** Begin RECORDS FOR THIS EXERCISE **

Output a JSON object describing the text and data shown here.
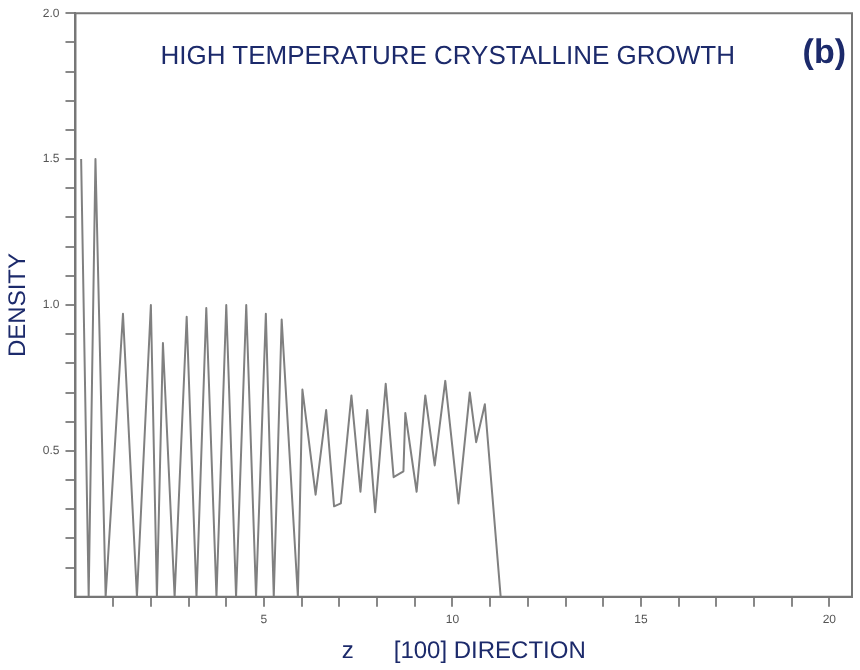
{
  "chart_data": {
    "type": "line",
    "title": "HIGH TEMPERATURE CRYSTALLINE GROWTH",
    "xlabel": "z      [100] DIRECTION",
    "ylabel": "DENSITY",
    "annotations": [
      "(b)"
    ],
    "x": [
      0.15,
      0.35,
      0.53,
      0.8,
      1.26,
      1.63,
      2.0,
      2.16,
      2.32,
      2.63,
      2.95,
      3.21,
      3.47,
      3.74,
      4.0,
      4.26,
      4.53,
      4.79,
      5.05,
      5.26,
      5.47,
      5.9,
      6.02,
      6.37,
      6.65,
      6.86,
      7.04,
      7.32,
      7.56,
      7.74,
      7.95,
      8.23,
      8.44,
      8.7,
      8.75,
      9.05,
      9.28,
      9.53,
      9.81,
      10.16,
      10.46,
      10.63,
      10.86,
      11.28
    ],
    "series": [
      {
        "color": "#808080",
        "values": [
          1.5,
          0,
          1.5,
          0,
          0.97,
          0,
          1.0,
          0,
          0.87,
          0,
          0.96,
          0,
          0.99,
          0,
          1.0,
          0,
          1.0,
          0,
          0.97,
          0,
          0.95,
          0,
          0.71,
          0.35,
          0.64,
          0.31,
          0.32,
          0.69,
          0.36,
          0.64,
          0.29,
          0.73,
          0.41,
          0.43,
          0.63,
          0.36,
          0.69,
          0.45,
          0.74,
          0.32,
          0.7,
          0.53,
          0.66,
          0
        ]
      }
    ],
    "xlim": [
      0,
      20.6
    ],
    "xticks": [
      {
        "value": 1,
        "label": null
      },
      {
        "value": 2,
        "label": null
      },
      {
        "value": 3,
        "label": null
      },
      {
        "value": 4,
        "label": null
      },
      5,
      {
        "value": 6,
        "label": null
      },
      {
        "value": 7,
        "label": null
      },
      {
        "value": 8,
        "label": null
      },
      {
        "value": 9,
        "label": null
      },
      10,
      {
        "value": 11,
        "label": null
      },
      {
        "value": 12,
        "label": null
      },
      {
        "value": 13,
        "label": null
      },
      {
        "value": 14,
        "label": null
      },
      15,
      {
        "value": 16,
        "label": null
      },
      {
        "value": 17,
        "label": null
      },
      {
        "value": 18,
        "label": null
      },
      {
        "value": 19,
        "label": null
      },
      20
    ],
    "ylim": [
      0,
      2
    ],
    "yticks": [
      {
        "value": 0.1,
        "label": null
      },
      {
        "value": 0.2,
        "label": null
      },
      {
        "value": 0.3,
        "label": null
      },
      {
        "value": 0.4,
        "label": null
      },
      0.5,
      {
        "value": 0.6,
        "label": null
      },
      {
        "value": 0.7,
        "label": null
      },
      {
        "value": 0.8,
        "label": null
      },
      {
        "value": 0.9,
        "label": null
      },
      {
        "value": 1,
        "label": "1.0"
      },
      {
        "value": 1.1,
        "label": null
      },
      {
        "value": 1.2,
        "label": null
      },
      {
        "value": 1.3,
        "label": null
      },
      {
        "value": 1.4,
        "label": null
      },
      1.5,
      {
        "value": 1.6,
        "label": null
      },
      {
        "value": 1.7,
        "label": null
      },
      {
        "value": 1.8,
        "label": null
      },
      {
        "value": 1.9,
        "label": null
      },
      {
        "value": 2,
        "label": "2.0"
      }
    ],
    "grid": false,
    "legend": false,
    "marker": "none",
    "line_style": "solid"
  }
}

** End RECORDS FOR THIS EXERCISE **

» **AIM OF THE TASK**: Print out every entry above without changing a word, and leave out the pictures.

» **COMPLETED TASK**:
Output a JSON object describing the text and data shown here.
{
  "chart_data": {
    "type": "line",
    "title": "HIGH TEMPERATURE CRYSTALLINE GROWTH",
    "xlabel": "z      [100] DIRECTION",
    "ylabel": "DENSITY",
    "annotations": [
      "(b)"
    ],
    "x": [
      0.15,
      0.35,
      0.53,
      0.8,
      1.26,
      1.63,
      2.0,
      2.16,
      2.32,
      2.63,
      2.95,
      3.21,
      3.47,
      3.74,
      4.0,
      4.26,
      4.53,
      4.79,
      5.05,
      5.26,
      5.47,
      5.9,
      6.02,
      6.37,
      6.65,
      6.86,
      7.04,
      7.32,
      7.56,
      7.74,
      7.95,
      8.23,
      8.44,
      8.7,
      8.75,
      9.05,
      9.28,
      9.53,
      9.81,
      10.16,
      10.46,
      10.63,
      10.86,
      11.28
    ],
    "series": [
      {
        "color": "#808080",
        "values": [
          1.5,
          0,
          1.5,
          0,
          0.97,
          0,
          1.0,
          0,
          0.87,
          0,
          0.96,
          0,
          0.99,
          0,
          1.0,
          0,
          1.0,
          0,
          0.97,
          0,
          0.95,
          0,
          0.71,
          0.35,
          0.64,
          0.31,
          0.32,
          0.69,
          0.36,
          0.64,
          0.29,
          0.73,
          0.41,
          0.43,
          0.63,
          0.36,
          0.69,
          0.45,
          0.74,
          0.32,
          0.7,
          0.53,
          0.66,
          0
        ]
      }
    ],
    "xlim": [
      0,
      20.6
    ],
    "xticks": [
      {
        "value": 1,
        "label": null
      },
      {
        "value": 2,
        "label": null
      },
      {
        "value": 3,
        "label": null
      },
      {
        "value": 4,
        "label": null
      },
      5,
      {
        "value": 6,
        "label": null
      },
      {
        "value": 7,
        "label": null
      },
      {
        "value": 8,
        "label": null
      },
      {
        "value": 9,
        "label": null
      },
      10,
      {
        "value": 11,
        "label": null
      },
      {
        "value": 12,
        "label": null
      },
      {
        "value": 13,
        "label": null
      },
      {
        "value": 14,
        "label": null
      },
      15,
      {
        "value": 16,
        "label": null
      },
      {
        "value": 17,
        "label": null
      },
      {
        "value": 18,
        "label": null
      },
      {
        "value": 19,
        "label": null
      },
      20
    ],
    "ylim": [
      0,
      2
    ],
    "yticks": [
      {
        "value": 0.1,
        "label": null
      },
      {
        "value": 0.2,
        "label": null
      },
      {
        "value": 0.3,
        "label": null
      },
      {
        "value": 0.4,
        "label": null
      },
      0.5,
      {
        "value": 0.6,
        "label": null
      },
      {
        "value": 0.7,
        "label": null
      },
      {
        "value": 0.8,
        "label": null
      },
      {
        "value": 0.9,
        "label": null
      },
      {
        "value": 1,
        "label": "1.0"
      },
      {
        "value": 1.1,
        "label": null
      },
      {
        "value": 1.2,
        "label": null
      },
      {
        "value": 1.3,
        "label": null
      },
      {
        "value": 1.4,
        "label": null
      },
      1.5,
      {
        "value": 1.6,
        "label": null
      },
      {
        "value": 1.7,
        "label": null
      },
      {
        "value": 1.8,
        "label": null
      },
      {
        "value": 1.9,
        "label": null
      },
      {
        "value": 2,
        "label": "2.0"
      }
    ],
    "grid": false,
    "legend": false,
    "marker": "none",
    "line_style": "solid"
  }
}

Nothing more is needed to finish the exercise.